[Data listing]
## begin

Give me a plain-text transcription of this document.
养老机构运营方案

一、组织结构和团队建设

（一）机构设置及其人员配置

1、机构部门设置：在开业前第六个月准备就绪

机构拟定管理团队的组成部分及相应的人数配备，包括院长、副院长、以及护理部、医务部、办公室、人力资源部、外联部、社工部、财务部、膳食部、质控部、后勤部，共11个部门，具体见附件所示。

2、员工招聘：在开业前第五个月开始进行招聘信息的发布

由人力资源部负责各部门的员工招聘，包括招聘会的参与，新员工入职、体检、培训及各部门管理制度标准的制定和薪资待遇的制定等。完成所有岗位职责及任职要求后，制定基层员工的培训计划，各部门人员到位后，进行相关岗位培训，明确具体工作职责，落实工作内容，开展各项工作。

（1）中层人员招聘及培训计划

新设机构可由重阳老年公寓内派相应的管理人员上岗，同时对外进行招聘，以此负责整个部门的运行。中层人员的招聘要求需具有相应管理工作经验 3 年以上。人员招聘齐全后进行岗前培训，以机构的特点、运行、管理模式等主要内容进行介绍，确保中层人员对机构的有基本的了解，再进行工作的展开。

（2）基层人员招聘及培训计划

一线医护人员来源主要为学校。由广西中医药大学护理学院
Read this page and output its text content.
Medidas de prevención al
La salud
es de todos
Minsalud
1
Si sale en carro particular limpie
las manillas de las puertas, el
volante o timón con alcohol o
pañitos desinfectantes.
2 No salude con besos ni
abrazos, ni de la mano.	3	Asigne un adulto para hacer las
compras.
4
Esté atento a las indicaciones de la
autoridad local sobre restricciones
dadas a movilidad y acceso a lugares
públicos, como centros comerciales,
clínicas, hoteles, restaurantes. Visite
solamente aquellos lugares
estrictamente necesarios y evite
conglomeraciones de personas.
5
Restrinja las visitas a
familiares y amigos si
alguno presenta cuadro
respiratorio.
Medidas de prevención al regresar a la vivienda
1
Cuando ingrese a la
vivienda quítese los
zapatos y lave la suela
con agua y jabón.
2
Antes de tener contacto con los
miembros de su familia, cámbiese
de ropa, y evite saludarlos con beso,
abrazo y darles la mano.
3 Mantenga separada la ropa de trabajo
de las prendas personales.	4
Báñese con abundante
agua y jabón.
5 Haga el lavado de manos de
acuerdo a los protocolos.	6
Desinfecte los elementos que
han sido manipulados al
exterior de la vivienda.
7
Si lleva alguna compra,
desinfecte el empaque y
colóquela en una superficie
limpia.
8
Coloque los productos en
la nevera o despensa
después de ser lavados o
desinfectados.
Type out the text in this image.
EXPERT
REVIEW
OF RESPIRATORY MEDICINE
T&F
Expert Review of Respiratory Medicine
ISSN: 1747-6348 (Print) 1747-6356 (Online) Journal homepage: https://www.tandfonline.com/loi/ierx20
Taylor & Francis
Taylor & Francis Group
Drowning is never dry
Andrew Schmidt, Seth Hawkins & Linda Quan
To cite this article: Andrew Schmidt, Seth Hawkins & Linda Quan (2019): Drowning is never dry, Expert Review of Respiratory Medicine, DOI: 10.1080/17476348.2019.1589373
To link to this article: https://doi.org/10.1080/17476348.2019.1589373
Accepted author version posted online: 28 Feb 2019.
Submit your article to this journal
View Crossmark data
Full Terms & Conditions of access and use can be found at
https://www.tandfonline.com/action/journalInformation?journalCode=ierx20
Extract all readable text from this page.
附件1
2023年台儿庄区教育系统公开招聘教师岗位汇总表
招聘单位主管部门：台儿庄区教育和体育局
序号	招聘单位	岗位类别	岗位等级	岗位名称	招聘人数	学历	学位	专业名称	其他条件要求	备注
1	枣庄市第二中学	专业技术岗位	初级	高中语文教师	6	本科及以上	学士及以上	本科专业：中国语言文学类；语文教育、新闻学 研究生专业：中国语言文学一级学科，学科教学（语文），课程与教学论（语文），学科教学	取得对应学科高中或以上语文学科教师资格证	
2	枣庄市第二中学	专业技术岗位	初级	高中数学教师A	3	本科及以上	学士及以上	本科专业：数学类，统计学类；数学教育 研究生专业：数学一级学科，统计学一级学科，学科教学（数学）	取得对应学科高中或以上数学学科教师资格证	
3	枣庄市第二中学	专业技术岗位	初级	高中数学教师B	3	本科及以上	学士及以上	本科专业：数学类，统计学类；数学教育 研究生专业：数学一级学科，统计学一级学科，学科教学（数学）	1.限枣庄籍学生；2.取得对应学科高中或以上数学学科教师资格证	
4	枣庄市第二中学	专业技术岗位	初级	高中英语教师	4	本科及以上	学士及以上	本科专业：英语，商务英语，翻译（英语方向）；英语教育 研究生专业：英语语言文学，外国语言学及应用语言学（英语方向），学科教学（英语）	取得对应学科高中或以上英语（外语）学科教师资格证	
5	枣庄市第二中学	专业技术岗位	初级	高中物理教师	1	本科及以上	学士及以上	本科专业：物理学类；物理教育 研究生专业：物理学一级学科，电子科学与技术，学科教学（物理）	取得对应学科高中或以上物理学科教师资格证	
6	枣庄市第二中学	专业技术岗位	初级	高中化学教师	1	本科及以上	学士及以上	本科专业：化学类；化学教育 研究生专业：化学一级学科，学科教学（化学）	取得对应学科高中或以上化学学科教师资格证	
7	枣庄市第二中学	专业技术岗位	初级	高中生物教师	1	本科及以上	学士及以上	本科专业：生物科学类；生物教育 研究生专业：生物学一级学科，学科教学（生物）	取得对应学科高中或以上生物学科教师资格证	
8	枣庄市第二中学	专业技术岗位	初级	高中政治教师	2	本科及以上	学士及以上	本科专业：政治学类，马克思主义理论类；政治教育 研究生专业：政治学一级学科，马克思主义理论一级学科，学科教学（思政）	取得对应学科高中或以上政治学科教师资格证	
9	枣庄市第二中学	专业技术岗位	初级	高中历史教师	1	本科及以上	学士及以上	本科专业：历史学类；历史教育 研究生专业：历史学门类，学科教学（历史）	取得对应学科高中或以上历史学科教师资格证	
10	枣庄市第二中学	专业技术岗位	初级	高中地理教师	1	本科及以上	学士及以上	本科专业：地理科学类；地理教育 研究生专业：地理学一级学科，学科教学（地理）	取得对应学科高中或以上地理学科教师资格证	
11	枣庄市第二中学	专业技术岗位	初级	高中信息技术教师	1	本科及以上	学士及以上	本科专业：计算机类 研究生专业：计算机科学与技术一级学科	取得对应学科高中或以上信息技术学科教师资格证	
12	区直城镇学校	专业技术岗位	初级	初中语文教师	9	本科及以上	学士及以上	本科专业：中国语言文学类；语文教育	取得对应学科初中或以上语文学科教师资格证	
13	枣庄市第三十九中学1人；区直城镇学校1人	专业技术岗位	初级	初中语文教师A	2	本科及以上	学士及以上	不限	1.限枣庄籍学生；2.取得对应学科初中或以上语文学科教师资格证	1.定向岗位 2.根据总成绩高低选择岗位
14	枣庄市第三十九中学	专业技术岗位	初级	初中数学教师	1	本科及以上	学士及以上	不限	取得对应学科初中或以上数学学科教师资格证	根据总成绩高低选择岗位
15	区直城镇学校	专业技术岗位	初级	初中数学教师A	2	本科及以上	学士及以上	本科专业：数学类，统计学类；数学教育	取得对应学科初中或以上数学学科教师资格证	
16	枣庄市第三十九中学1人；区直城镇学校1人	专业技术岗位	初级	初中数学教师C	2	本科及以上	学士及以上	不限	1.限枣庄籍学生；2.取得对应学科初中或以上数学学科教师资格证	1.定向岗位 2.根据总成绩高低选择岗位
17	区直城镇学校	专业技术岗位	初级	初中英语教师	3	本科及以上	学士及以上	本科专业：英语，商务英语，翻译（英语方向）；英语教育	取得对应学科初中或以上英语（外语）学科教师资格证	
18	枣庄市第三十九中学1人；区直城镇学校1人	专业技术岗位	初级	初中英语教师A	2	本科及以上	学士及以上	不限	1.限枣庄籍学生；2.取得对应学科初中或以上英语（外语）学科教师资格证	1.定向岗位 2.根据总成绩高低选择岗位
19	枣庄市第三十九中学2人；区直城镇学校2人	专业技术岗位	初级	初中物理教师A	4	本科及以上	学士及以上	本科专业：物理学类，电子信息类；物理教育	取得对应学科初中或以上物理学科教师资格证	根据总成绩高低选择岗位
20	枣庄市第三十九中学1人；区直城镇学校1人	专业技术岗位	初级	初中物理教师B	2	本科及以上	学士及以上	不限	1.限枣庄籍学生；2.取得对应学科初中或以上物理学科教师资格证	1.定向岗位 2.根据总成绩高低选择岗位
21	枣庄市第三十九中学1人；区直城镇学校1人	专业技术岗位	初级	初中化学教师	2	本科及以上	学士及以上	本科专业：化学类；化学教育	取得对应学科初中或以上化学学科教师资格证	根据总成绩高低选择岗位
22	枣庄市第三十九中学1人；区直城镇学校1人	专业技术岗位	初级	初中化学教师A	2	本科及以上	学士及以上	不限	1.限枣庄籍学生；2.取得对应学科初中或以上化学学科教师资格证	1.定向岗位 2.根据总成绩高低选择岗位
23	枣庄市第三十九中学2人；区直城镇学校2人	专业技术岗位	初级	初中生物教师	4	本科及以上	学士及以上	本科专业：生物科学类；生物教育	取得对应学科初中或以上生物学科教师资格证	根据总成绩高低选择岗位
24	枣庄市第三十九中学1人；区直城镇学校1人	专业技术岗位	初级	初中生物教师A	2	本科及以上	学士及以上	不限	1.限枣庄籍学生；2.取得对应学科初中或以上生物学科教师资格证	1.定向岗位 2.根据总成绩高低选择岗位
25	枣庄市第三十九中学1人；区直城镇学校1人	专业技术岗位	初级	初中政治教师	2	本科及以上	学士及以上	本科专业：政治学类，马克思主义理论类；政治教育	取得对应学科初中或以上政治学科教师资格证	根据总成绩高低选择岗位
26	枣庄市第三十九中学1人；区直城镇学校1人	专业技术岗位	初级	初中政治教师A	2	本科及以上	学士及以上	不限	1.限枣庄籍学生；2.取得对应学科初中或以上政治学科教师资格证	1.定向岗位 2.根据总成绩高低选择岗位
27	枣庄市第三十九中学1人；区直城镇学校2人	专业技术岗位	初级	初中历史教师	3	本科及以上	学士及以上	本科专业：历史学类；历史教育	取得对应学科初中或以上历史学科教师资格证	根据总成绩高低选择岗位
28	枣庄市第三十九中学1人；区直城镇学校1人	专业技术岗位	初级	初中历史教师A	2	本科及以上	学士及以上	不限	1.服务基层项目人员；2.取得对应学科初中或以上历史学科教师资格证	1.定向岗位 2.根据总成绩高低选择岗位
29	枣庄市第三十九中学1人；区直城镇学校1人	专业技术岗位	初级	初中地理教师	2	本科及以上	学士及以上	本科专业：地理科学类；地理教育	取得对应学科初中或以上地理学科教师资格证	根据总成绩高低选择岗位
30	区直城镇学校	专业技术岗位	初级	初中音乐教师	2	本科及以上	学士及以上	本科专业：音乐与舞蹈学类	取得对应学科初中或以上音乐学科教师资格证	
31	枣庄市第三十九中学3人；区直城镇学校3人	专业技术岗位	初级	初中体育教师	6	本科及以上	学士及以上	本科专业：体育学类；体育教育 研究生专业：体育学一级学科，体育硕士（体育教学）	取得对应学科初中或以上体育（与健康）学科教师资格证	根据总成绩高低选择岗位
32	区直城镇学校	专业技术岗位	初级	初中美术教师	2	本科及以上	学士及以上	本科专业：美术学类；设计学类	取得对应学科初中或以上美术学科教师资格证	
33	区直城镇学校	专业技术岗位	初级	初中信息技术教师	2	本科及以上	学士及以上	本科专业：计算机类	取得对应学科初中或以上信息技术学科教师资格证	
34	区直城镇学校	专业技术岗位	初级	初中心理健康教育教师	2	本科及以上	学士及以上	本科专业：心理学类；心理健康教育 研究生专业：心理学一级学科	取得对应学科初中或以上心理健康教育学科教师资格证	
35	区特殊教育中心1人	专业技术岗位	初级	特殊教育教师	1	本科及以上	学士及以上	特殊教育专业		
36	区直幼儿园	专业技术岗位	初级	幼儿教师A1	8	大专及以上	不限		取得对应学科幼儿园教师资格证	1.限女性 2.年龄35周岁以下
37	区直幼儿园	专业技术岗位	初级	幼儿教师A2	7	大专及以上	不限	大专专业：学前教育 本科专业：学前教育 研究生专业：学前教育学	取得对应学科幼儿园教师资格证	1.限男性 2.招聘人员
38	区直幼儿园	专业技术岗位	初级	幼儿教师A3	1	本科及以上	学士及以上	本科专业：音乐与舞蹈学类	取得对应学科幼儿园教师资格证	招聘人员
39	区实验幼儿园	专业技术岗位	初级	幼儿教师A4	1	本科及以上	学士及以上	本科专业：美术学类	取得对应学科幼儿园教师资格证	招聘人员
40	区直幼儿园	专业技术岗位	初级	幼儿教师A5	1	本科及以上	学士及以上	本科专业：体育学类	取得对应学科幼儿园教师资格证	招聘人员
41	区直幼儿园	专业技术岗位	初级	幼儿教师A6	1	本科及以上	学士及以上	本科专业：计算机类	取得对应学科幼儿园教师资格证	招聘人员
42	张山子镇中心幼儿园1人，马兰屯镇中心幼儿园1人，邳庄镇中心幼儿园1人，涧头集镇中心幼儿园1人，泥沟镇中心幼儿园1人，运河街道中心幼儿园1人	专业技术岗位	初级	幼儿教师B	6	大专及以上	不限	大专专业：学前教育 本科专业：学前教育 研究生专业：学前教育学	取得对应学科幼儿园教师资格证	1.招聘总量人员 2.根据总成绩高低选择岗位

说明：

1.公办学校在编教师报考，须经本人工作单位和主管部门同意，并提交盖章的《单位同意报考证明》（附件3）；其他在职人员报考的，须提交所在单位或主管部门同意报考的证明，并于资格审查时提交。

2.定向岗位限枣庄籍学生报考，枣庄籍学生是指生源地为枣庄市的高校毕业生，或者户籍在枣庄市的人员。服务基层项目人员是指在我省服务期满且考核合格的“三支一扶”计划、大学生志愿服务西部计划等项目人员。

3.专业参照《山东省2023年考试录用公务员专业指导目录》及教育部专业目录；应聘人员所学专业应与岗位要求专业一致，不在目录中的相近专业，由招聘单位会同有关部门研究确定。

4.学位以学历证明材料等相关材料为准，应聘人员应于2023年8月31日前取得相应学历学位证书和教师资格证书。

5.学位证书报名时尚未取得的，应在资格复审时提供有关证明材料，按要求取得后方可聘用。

## end

◆ **WORK REQUIRED**
Search the lines for the string "历史教育" and copy every line that has it.

◆ **WRITTEN ANSWER**
9	枣庄市第二中学	专业技术岗位	初级	高中历史教师	1	本科及以上	学士及以上	本科专业：历史学类；历史教育 研究生专业：历史学门类，学科教学（历史）	取得对应学科高中或以上历史学科教师资格证	
27	枣庄市第三十九中学1人；区直城镇学校2人	专业技术岗位	初级	初中历史教师	3	本科及以上	学士及以上	本科专业：历史学类；历史教育	取得对应学科初中或以上历史学科教师资格证	根据总成绩高低选择岗位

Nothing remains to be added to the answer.